§ **What is asked**: Gather every line of the entries that includes the word "вентральды".

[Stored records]
######

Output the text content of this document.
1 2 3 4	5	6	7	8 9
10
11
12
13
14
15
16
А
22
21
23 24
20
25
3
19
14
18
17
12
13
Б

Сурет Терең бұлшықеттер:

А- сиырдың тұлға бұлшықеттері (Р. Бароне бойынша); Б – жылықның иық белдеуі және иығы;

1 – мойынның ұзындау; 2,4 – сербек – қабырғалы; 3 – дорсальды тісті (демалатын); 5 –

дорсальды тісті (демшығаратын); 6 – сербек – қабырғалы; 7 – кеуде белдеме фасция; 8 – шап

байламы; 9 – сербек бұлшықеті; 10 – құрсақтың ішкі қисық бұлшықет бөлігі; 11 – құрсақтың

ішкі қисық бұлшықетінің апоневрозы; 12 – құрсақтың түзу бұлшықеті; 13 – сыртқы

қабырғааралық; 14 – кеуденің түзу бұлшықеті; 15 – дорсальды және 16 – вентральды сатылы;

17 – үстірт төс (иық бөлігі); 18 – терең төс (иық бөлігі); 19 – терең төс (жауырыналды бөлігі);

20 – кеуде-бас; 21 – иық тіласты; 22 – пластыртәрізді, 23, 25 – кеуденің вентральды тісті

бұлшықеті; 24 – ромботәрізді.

######

§ **Answer for the task**:
қабырғааралық; 14 – кеуденің түзу бұлшықеті; 15 – дорсальды және 16 – вентральды сатылы;
20 – кеуде-бас; 21 – иық тіласты; 22 – пластыртәрізді, 23, 25 – кеуденің вентральды тісті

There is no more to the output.